**TASK REQUIREMENTS**
Repeat the material verbatim and drop the pictures.

[Source records]
'''

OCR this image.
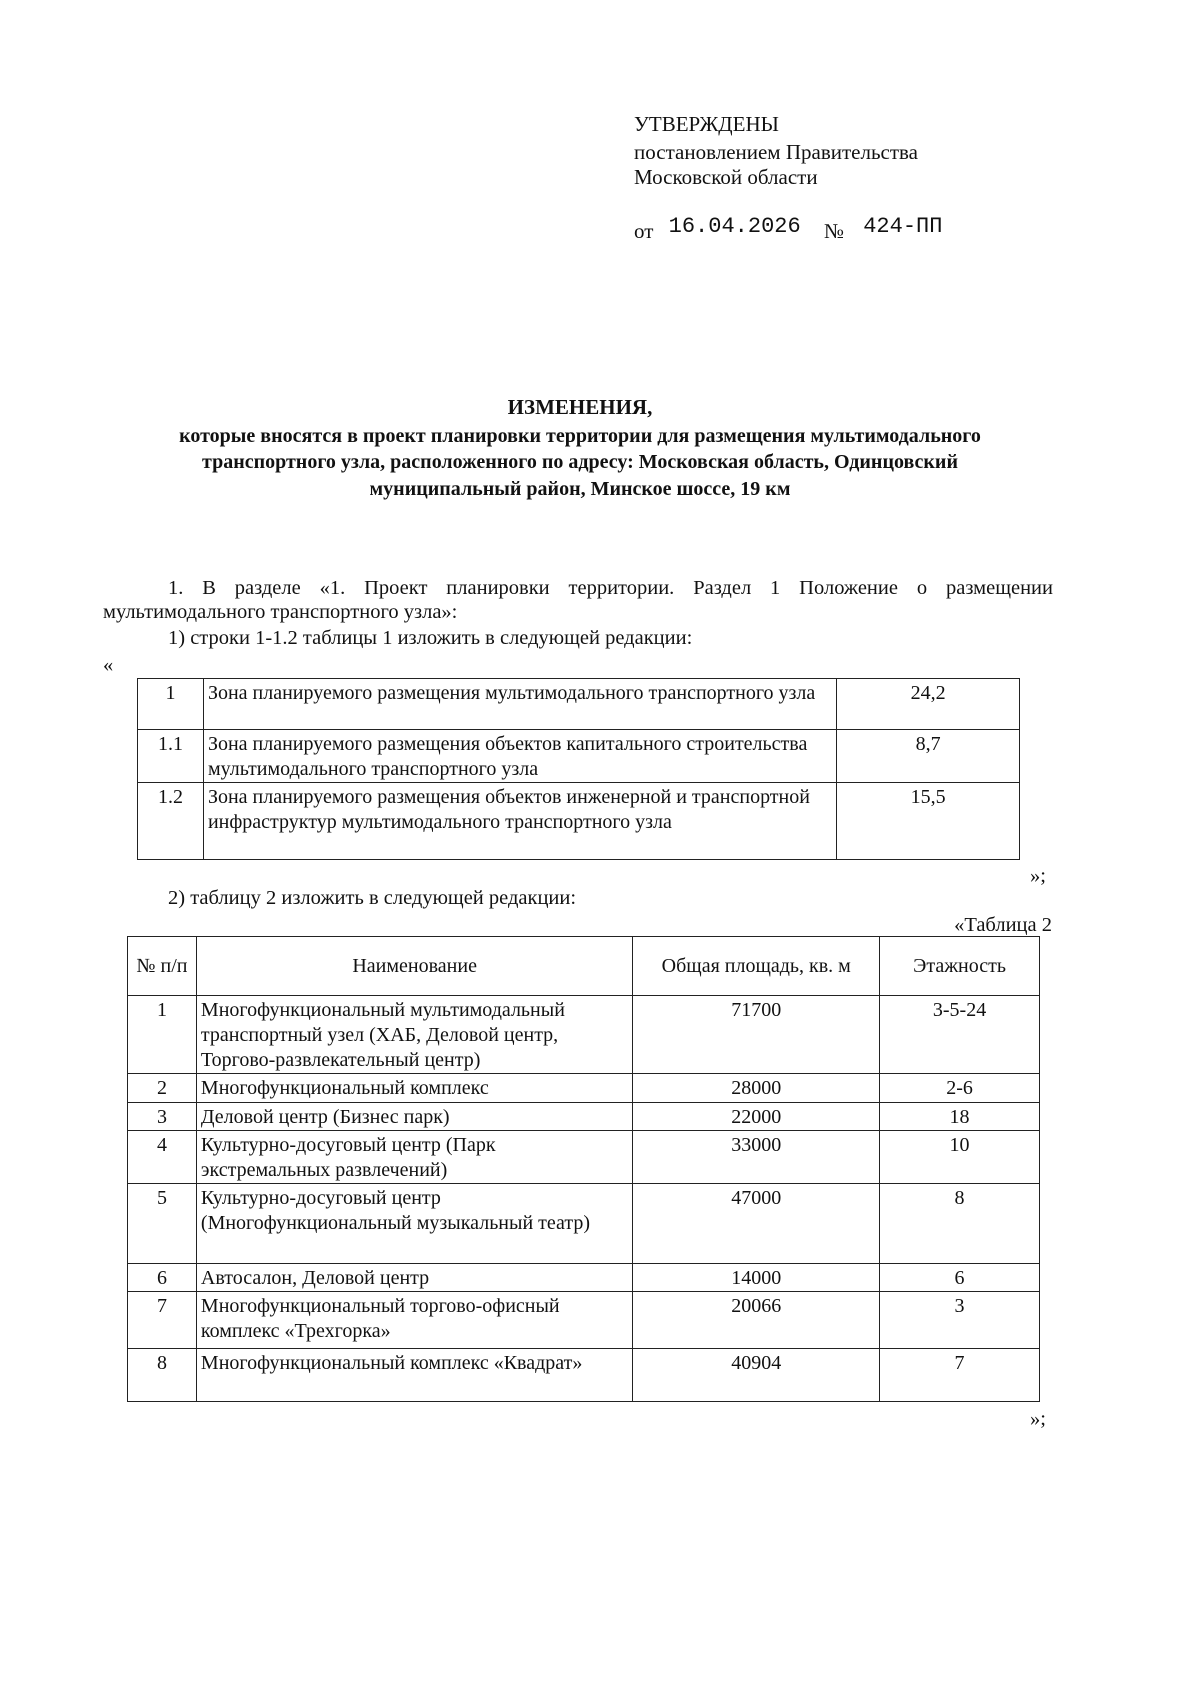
УТВЕРЖДЕНЫ
постановлением Правительства
Московской области
от 16.04.2026 № 424-ПП
ИЗМЕНЕНИЯ,
которые вносятся в проект планировки территории для размещения мультимодального
транспортного узла, расположенного по адресу: Московская область, Одинцовский
муниципальный район, Минское шоссе, 19 км
1. В разделе «1. Проект планировки территории. Раздел 1 Положение о размещении
мультимодального транспортного узла»:
1) строки 1-1.2 таблицы 1 изложить в следующей редакции:
«
1	Зона планируемого размещения мультимодального транспортного узла	24,2
1.1	Зона планируемого размещения объектов капитального строительства мультимодального транспортного узла	8,7
1.2	Зона планируемого размещения объектов инженерной и транспортной инфраструктур мультимодального транспортного узла	15,5
»;
2) таблицу 2 изложить в следующей редакции:
«Таблица 2
№ п/п	Наименование	Общая площадь, кв. м	Этажность
1	Многофункциональный мультимодальный транспортный узел (ХАБ, Деловой центр, Торгово-развлекательный центр)	71700	3-5-24
2	Многофункциональный комплекс	28000	2-6
3	Деловой центр (Бизнес парк)	22000	18
4	Культурно-досуговый центр (Парк экстремальных развлечений)	33000	10
5	Культурно-досуговый центр (Многофункциональный музыкальный театр)	47000	8
6	Автосалон, Деловой центр	14000	6
7	Многофункциональный торгово-офисный комплекс «Трехгорка»	20066	3
8	Многофункциональный комплекс «Квадрат»	40904	7
»;
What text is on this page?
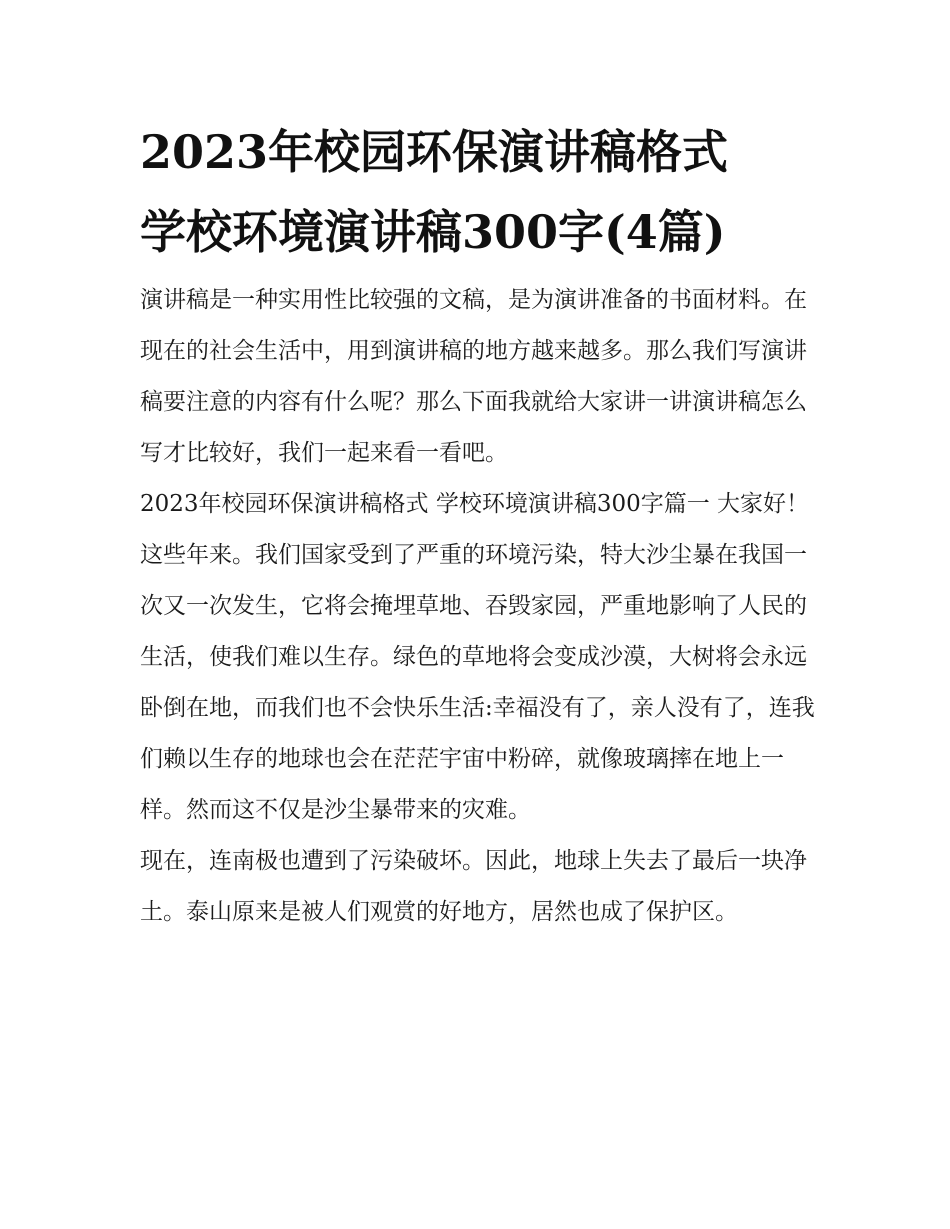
2023年校园环保演讲稿格式
学校环境演讲稿300字(4篇)

演讲稿是一种实用性比较强的文稿，是为演讲准备的书面材料。在现在的社会生活中，用到演讲稿的地方越来越多。那么我们写演讲稿要注意的内容有什么呢？那么下面我就给大家讲一讲演讲稿怎么写才比较好，我们一起来看一看吧。

2023年校园环保演讲稿格式 学校环境演讲稿300字篇一 大家好！

这些年来。我们国家受到了严重的环境污染，特大沙尘暴在我国一次又一次发生，它将会掩埋草地、吞毁家园，严重地影响了人民的生活，使我们难以生存。绿色的草地将会变成沙漠，大树将会永远卧倒在地，而我们也不会快乐生活:幸福没有了，亲人没有了，连我们赖以生存的地球也会在茫茫宇宙中粉碎，就像玻璃摔在地上一样。然而这不仅是沙尘暴带来的灾难。

现在，连南极也遭到了污染破坏。因此，地球上失去了最后一块净土。泰山原来是被人们观赏的好地方，居然也成了保护区。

'''

**TASK OUTPUT**
OCR this image.
УТВЕРЖДЕНЫ
постановлением Правительства
Московской области
от 16.04.2026 № 424-ПП
ИЗМЕНЕНИЯ,
которые вносятся в проект планировки территории для размещения мультимодального
транспортного узла, расположенного по адресу: Московская область, Одинцовский
муниципальный район, Минское шоссе, 19 км
1. В разделе «1. Проект планировки территории. Раздел 1 Положение о размещении
мультимодального транспортного узла»:
1) строки 1-1.2 таблицы 1 изложить в следующей редакции:
«
1	Зона планируемого размещения мультимодального транспортного узла	24,2
1.1	Зона планируемого размещения объектов капитального строительства мультимодального транспортного узла	8,7
1.2	Зона планируемого размещения объектов инженерной и транспортной инфраструктур мультимодального транспортного узла	15,5
»;
2) таблицу 2 изложить в следующей редакции:
«Таблица 2
№ п/п	Наименование	Общая площадь, кв. м	Этажность
1	Многофункциональный мультимодальный транспортный узел (ХАБ, Деловой центр, Торгово-развлекательный центр)	71700	3-5-24
2	Многофункциональный комплекс	28000	2-6
3	Деловой центр (Бизнес парк)	22000	18
4	Культурно-досуговый центр (Парк экстремальных развлечений)	33000	10
5	Культурно-досуговый центр (Многофункциональный музыкальный театр)	47000	8
6	Автосалон, Деловой центр	14000	6
7	Многофункциональный торгово-офисный комплекс «Трехгорка»	20066	3
8	Многофункциональный комплекс «Квадрат»	40904	7
»;
What text is on this page?
2023年校园环保演讲稿格式
学校环境演讲稿300字(4篇)

演讲稿是一种实用性比较强的文稿，是为演讲准备的书面材料。在现在的社会生活中，用到演讲稿的地方越来越多。那么我们写演讲稿要注意的内容有什么呢？那么下面我就给大家讲一讲演讲稿怎么写才比较好，我们一起来看一看吧。

2023年校园环保演讲稿格式 学校环境演讲稿300字篇一 大家好！

这些年来。我们国家受到了严重的环境污染，特大沙尘暴在我国一次又一次发生，它将会掩埋草地、吞毁家园，严重地影响了人民的生活，使我们难以生存。绿色的草地将会变成沙漠，大树将会永远卧倒在地，而我们也不会快乐生活:幸福没有了，亲人没有了，连我们赖以生存的地球也会在茫茫宇宙中粉碎，就像玻璃摔在地上一样。然而这不仅是沙尘暴带来的灾难。

现在，连南极也遭到了污染破坏。因此，地球上失去了最后一块净土。泰山原来是被人们观赏的好地方，居然也成了保护区。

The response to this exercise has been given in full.